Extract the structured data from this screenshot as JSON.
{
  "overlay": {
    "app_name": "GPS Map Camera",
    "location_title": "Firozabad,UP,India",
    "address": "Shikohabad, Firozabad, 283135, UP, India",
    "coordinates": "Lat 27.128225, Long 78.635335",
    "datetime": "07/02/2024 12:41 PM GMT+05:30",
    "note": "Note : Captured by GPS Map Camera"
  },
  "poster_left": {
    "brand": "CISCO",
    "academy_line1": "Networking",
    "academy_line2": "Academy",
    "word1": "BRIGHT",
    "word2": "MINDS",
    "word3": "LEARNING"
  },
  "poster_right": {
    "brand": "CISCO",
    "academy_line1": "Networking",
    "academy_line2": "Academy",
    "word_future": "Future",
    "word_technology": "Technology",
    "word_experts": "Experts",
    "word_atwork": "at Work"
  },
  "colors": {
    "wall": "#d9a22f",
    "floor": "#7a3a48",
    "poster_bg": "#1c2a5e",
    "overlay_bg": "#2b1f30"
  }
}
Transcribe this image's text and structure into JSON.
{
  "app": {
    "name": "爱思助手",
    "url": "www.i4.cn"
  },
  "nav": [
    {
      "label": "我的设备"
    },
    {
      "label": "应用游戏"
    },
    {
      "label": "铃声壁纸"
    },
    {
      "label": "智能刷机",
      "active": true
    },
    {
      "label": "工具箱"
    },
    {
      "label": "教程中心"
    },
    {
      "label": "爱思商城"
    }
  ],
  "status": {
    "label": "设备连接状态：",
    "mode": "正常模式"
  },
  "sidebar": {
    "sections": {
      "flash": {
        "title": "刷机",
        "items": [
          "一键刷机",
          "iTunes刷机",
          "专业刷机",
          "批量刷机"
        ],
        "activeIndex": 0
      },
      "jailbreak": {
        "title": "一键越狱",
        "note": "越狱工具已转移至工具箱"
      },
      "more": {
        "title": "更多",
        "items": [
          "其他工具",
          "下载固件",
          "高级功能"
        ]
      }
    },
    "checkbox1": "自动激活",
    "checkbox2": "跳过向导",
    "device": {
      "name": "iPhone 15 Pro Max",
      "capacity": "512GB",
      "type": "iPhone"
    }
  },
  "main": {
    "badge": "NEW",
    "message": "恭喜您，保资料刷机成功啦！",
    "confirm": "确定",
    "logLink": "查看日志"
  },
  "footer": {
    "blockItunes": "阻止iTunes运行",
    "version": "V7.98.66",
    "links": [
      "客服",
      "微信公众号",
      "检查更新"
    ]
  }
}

• _Work to be completed_: Of the lines above, copy each that contains "note".

• _Answer to this task_:
    "note": "Note : Captured by GPS Map Camera"
        "note": "越狱工具已转移至工具箱"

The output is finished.